## Supplied material
* * * * *

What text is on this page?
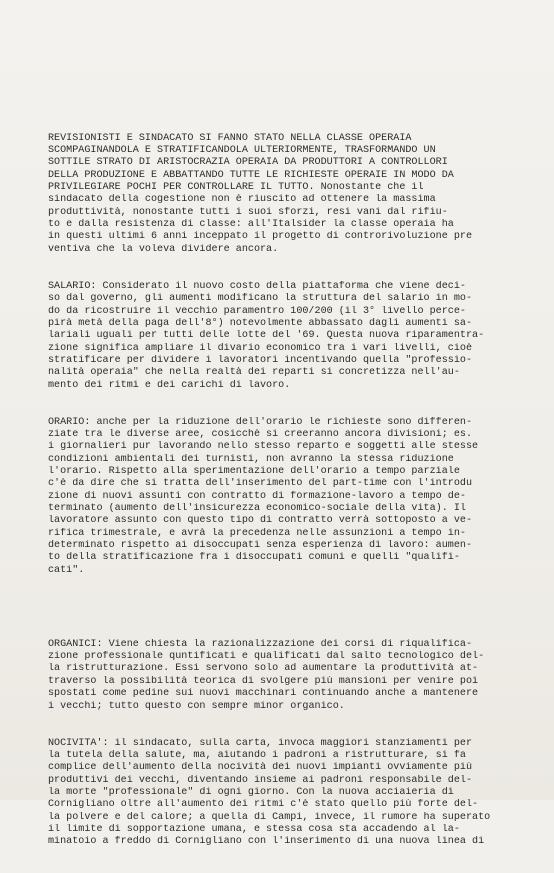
REVISIONISTI E SINDACATO SI FANNO STATO NELLA CLASSE OPERAIA
SCOMPAGINANDOLA E STRATIFICANDOLA ULTERIORMENTE, TRASFORMANDO UN
SOTTILE STRATO DI ARISTOCRAZIA OPERAIA DA PRODUTTORI A CONTROLLORI
DELLA PRODUZIONE E ABBATTANDO TUTTE LE RICHIESTE OPERAIE IN MODO DA
PRIVILEGIARE POCHI PER CONTROLLARE IL TUTTO. Nonostante che il
sindacato della cogestione non è riuscito ad ottenere la massima
produttività, nonostante tutti i suoi sforzi, resi vani dal rifiu-
to e dalla resistenza di classe: all'Italsider la classe operaia ha
in questi ultimi 6 anni inceppato il progetto di controrivoluzione pre
ventiva che la voleva dividere ancora.

SALARIO: Considerato il nuovo costo della piattaforma che viene deci-
so dal governo, gli aumenti modificano la struttura del salario in mo-
do da ricostruire il vecchio paramentro 100/200 (il 3° livello perce-
pirà metà della paga dell'8°) notevolmente abbassato dagli aumenti sa-
lariali uguali per tutti delle lotte del '69. Questa nuova riparamentra-
zione significa ampliare il divario economico tra i vari livelli, cioè
stratificare per dividere i lavoratori incentivando quella "professio-
nalità operaia" che nella realtà dei reparti si concretizza nell'au-
mento dei ritmi e dei carichi di lavoro.

ORARIO: anche per la riduzione dell'orario le richieste sono differen-
ziate tra le diverse aree, cosicchè si creeranno ancora divisioni; es.
i giornalieri pur lavorando nello stesso reparto e soggetti alle stesse
condizioni ambientali dei turnisti, non avranno la stessa riduzione
l'orario. Rispetto alla sperimentazione dell'orario a tempo parziale
c'è da dire che si tratta dell'inserimento del part-time con l'introdu
zione di nuovi assunti con contratto di formazione-lavoro a tempo de-
terminato (aumento dell'insicurezza economico-sociale della vita). Il
lavoratore assunto con questo tipo di contratto verrà sottoposto a ve-
rifica trimestrale, e avrà la precedenza nelle assunzioni a tempo in-
determinato rispetto ai disoccupati senza esperienza di lavoro: aumen-
to della stratificazione fra i disoccupati comuni e quelli "qualifi-
cati".

ORGANICI: Viene chiesta la razionalizzazione dei corsi di riqualifica-
zione professionale quntificati e qualificati dal salto tecnologico del-
la ristrutturazione. Essi servono solo ad aumentare la produttività at-
traverso la possibilità teorica di svolgere più mansioni per venire poi
spostati come pedine sui nuovi macchinari continuando anche a mantenere
i vecchi; tutto questo con sempre minor organico.

NOCIVITA': il sindacato, sulla carta, invoca maggiori stanziamenti per
la tutela della salute, ma, aiutando i padroni a ristrutturare, si fa
complice dell'aumento della nocività dei nuovi impianti ovviamente più
produttivi dei vecchi, diventando insieme ai padroni responsabile del-
la morte "professionale" di ogni giorno. Con la nuova acciaieria di
Cornigliano oltre all'aumento dei ritmi c'è stato quello più forte del-
la polvere e del calore; a quella di Campi, invece, il rumore ha superato
il limite di sopportazione umana, e stessa cosa sta accadendo al la-
minatoio a freddo di Cornigliano con l'inserimento di una nuova linea di
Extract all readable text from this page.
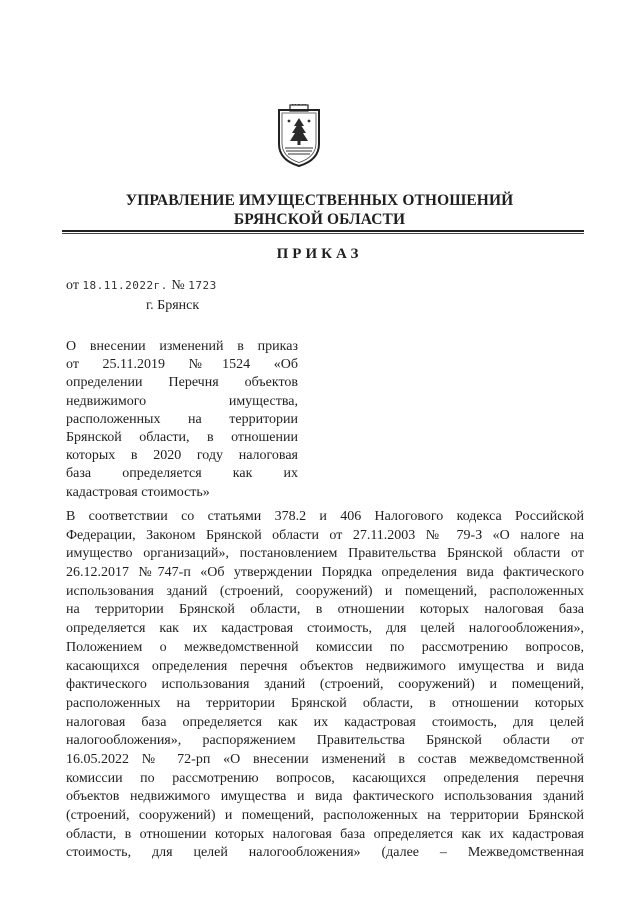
УПРАВЛЕНИЕ ИМУЩЕСТВЕННЫХ ОТНОШЕНИЙ
БРЯНСКОЙ ОБЛАСТИ
ПРИКАЗ
от 18.11.2022г. № 1723
г. Брянск
О внесении изменений в приказ
от 25.11.2019 №1524 «Об
определении Перечня объектов
недвижимого имущества,
расположенных на территории
Брянской области, в отношении
которых в 2020 году налоговая
база определяется как их
кадастровая стоимость»
В соответствии со статьями 378.2 и 406 Налогового кодекса Российской
Федерации, Законом Брянской области от 27.11.2003 № 79-З «О налоге на
имущество организаций», постановлением Правительства Брянской области от
26.12.2017 №747-п «Об утверждении Порядка определения вида фактического
использования зданий (строений, сооружений) и помещений, расположенных
на территории Брянской области, в отношении которых налоговая база
определяется как их кадастровая стоимость, для целей налогообложения»,
Положением о межведомственной комиссии по рассмотрению вопросов,
касающихся определения перечня объектов недвижимого имущества и вида
фактического использования зданий (строений, сооружений) и помещений,
расположенных на территории Брянской области, в отношении которых
налоговая база определяется как их кадастровая стоимость, для целей
налогообложения», распоряжением Правительства Брянской области от
16.05.2022 № 72-рп «О внесении изменений в состав межведомственной
комиссии по рассмотрению вопросов, касающихся определения перечня
объектов недвижимого имущества и вида фактического использования зданий
(строений, сооружений) и помещений, расположенных на территории Брянской
области, в отношении которых налоговая база определяется как их кадастровая
стоимость, для целей налогообложения» (далее – Межведомственная
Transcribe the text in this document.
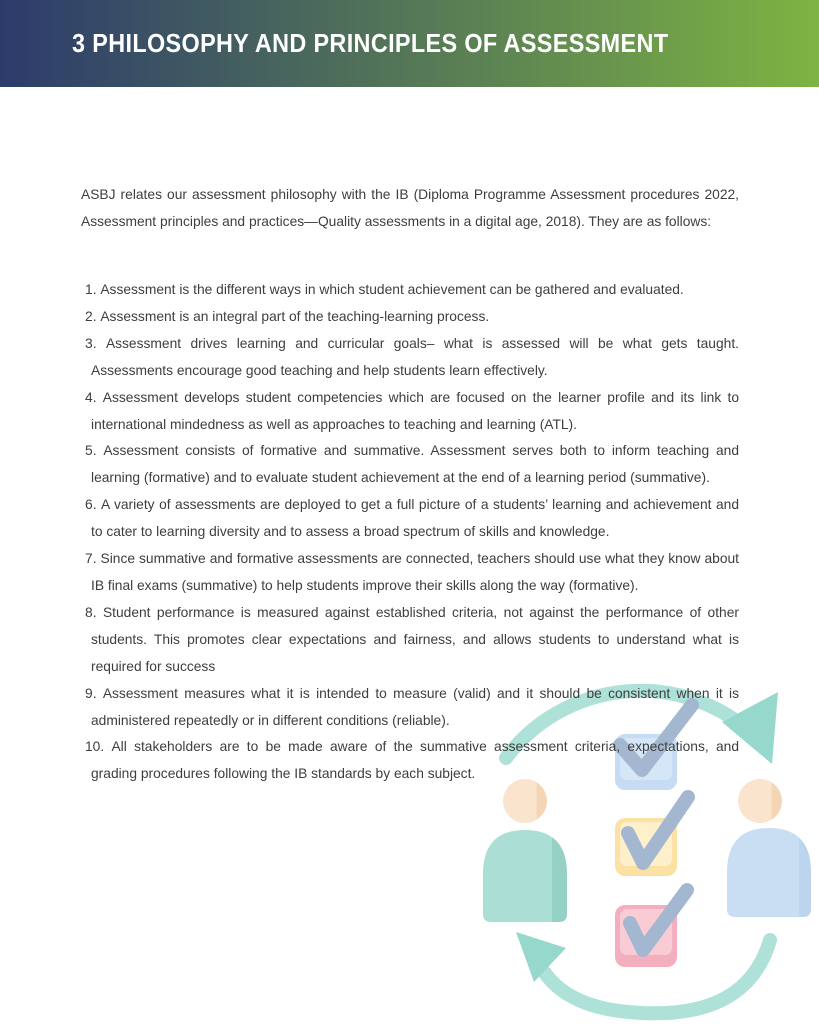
3 PHILOSOPHY AND PRINCIPLES OF ASSESSMENT

ASBJ relates our assessment philosophy with the IB (Diploma Programme Assessment procedures 2022, Assessment principles and practices—Quality assessments in a digital age, 2018). They are as follows:

Assessment is the different ways in which student achievement can be gathered and evaluated.
Assessment is an integral part of the teaching-learning process.
Assessment drives learning and curricular goals– what is assessed will be what gets taught. Assessments encourage good teaching and help students learn effectively.
Assessment develops student competencies which are focused on the learner profile and its link to international mindedness as well as approaches to teaching and learning (ATL).
Assessment consists of formative and summative. Assessment serves both to inform teaching and learning (formative) and to evaluate student achievement at the end of a learning period (summative).
A variety of assessments are deployed to get a full picture of a students’ learning and achievement and to cater to learning diversity and to assess a broad spectrum of skills and knowledge.
Since summative and formative assessments are connected, teachers should use what they know about IB final exams (summative) to help students improve their skills along the way (formative).
Student performance is measured against established criteria, not against the performance of other students. This promotes clear expectations and fairness, and allows students to understand what is required for success
Assessment measures what it is intended to measure (valid) and it should be consistent when it is administered repeatedly or in different conditions (reliable).
All stakeholders are to be made aware of the summative assessment criteria, expectations, and grading procedures following the IB standards by each subject.
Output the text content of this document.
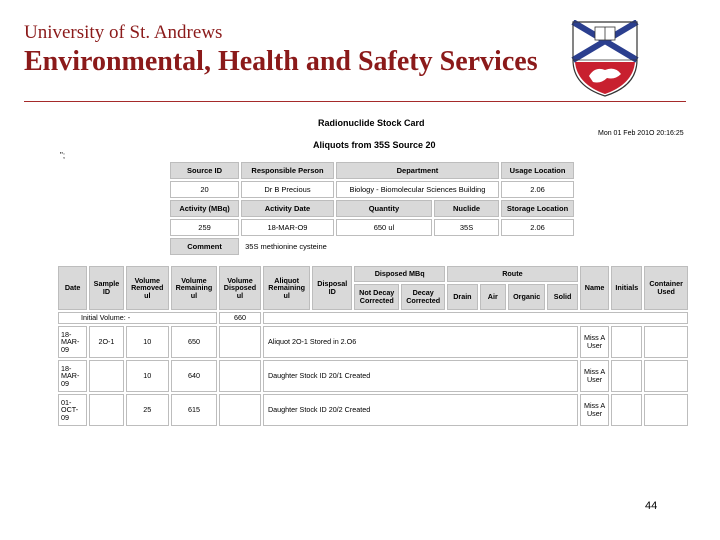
University of St. Andrews
Environmental, Health and Safety Services
Radionuclide Stock Card
Mon 01 Feb 201O 20:16:25
Aliquots from 35S Source 20
";
Source ID	Responsible Person	Department		Usage Location
20	Dr B Precious	Biology - Biomolecular Sciences Building		2.06
Activity (MBq)	Activity Date	Quantity	Nuclide	Storage Location
259	18-MAR-O9	650 ul	35S	2.06
Comment	35S methionine cysteine			
Date	Sample ID	Volume Removed ul	Volume Remaining ul	Volume Disposed ul	Aliquot Remaining ul	Disposal ID	Disposed MBq		Route				Name	Initials	Container Used
							Not Decay Corrected	Decay Corrected	Drain	Air	Organic	Solid			
Initial Volume: -				660											
18-MAR-09	2O-1	10	650		Aliquot 2O-1 Stored in 2.O6								Miss A User		
18-MAR-09		10	640		Daughter Stock ID 20/1 Created								Miss A User		
01-OCT-09		25	615		Daughter Stock ID 20/2 Created								Miss A User		
44
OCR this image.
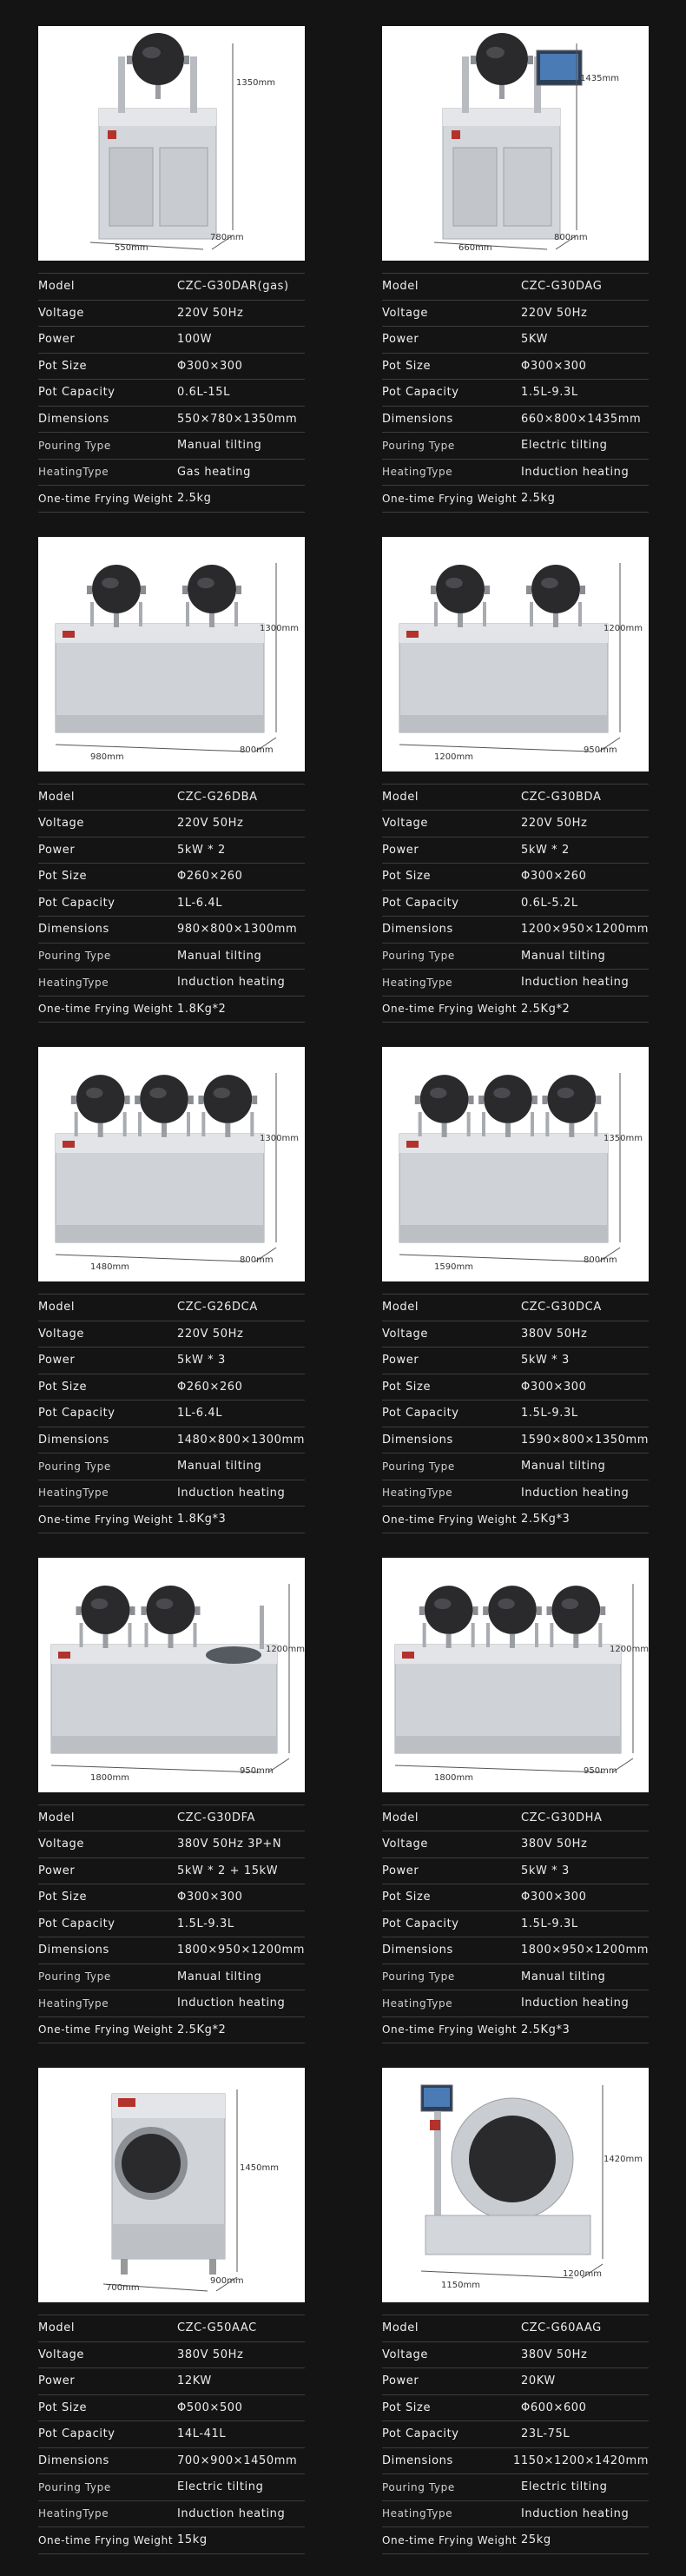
1350mm
780mm
550mm
Model	CZC-G30DAR(gas)
Voltage	220V 50Hz
Power	100W
Pot Size	Φ300×300
Pot Capacity	0.6L-15L
Dimensions	550×780×1350mm
Pouring Type	Manual tilting
HeatingType	Gas heating
One-time Frying Weight 2.5kg
1435mm
800mm
660mm
Model	CZC-G30DAG
Voltage	220V 50Hz
Power	5KW
Pot Size	Φ300×300
Pot Capacity	1.5L-9.3L
Dimensions	660×800×1435mm
Pouring Type	Electric tilting
HeatingType	Induction heating
One-time Frying Weight 2.5kg
1300mm
800mm
980mm
Model	CZC-G26DBA
Voltage	220V 50Hz
Power	5kW * 2
Pot Size	Φ260×260
Pot Capacity	1L-6.4L
Dimensions	980×800×1300mm
Pouring Type	Manual tilting
HeatingType	Induction heating
One-time Frying Weight 1.8Kg*2
1200mm
950mm
1200mm
Model	CZC-G30BDA
Voltage	220V 50Hz
Power	5kW * 2
Pot Size	Φ300×260
Pot Capacity	0.6L-5.2L
Dimensions	1200×950×1200mm
Pouring Type	Manual tilting
HeatingType	Induction heating
One-time Frying Weight 2.5Kg*2
1300mm
800mm
1480mm
Model	CZC-G26DCA
Voltage	220V 50Hz
Power	5kW * 3
Pot Size	Φ260×260
Pot Capacity	1L-6.4L
Dimensions	1480×800×1300mm
Pouring Type	Manual tilting
HeatingType	Induction heating
One-time Frying Weight 1.8Kg*3
1350mm
800mm
1590mm
Model	CZC-G30DCA
Voltage	380V 50Hz
Power	5kW * 3
Pot Size	Φ300×300
Pot Capacity	1.5L-9.3L
Dimensions	1590×800×1350mm
Pouring Type	Manual tilting
HeatingType	Induction heating
One-time Frying Weight 2.5Kg*3
1200mm
950mm
1800mm
Model	CZC-G30DFA
Voltage	380V 50Hz 3P+N
Power	5kW * 2 + 15kW
Pot Size	Φ300×300
Pot Capacity	1.5L-9.3L
Dimensions	1800×950×1200mm
Pouring Type	Manual tilting
HeatingType	Induction heating
One-time Frying Weight 2.5Kg*2
1200mm
950mm
1800mm
Model	CZC-G30DHA
Voltage	380V 50Hz
Power	5kW * 3
Pot Size	Φ300×300
Pot Capacity	1.5L-9.3L
Dimensions	1800×950×1200mm
Pouring Type	Manual tilting
HeatingType	Induction heating
One-time Frying Weight 2.5Kg*3
1450mm
900mm
700mm
Model	CZC-G50AAC
Voltage	380V 50Hz
Power	12KW
Pot Size	Φ500×500
Pot Capacity	14L-41L
Dimensions	700×900×1450mm
Pouring Type	Electric tilting
HeatingType	Induction heating
One-time Frying Weight 15kg
1420mm
1200mm
1150mm
Model	CZC-G60AAG
Voltage	380V 50Hz
Power	20KW
Pot Size	Φ600×600
Pot Capacity	23L-75L
Dimensions	1150×1200×1420mm
Pouring Type	Electric tilting
HeatingType	Induction heating
One-time Frying Weight 25kg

* * * * *

Collect each line holding the string "which".

## Response to the task
Assessment is the different ways in which student achievement can be gathered and evaluated.
Assessment develops student competencies which are focused on the learner profile and its link to international mindedness as well as approaches to teaching and learning (ATL).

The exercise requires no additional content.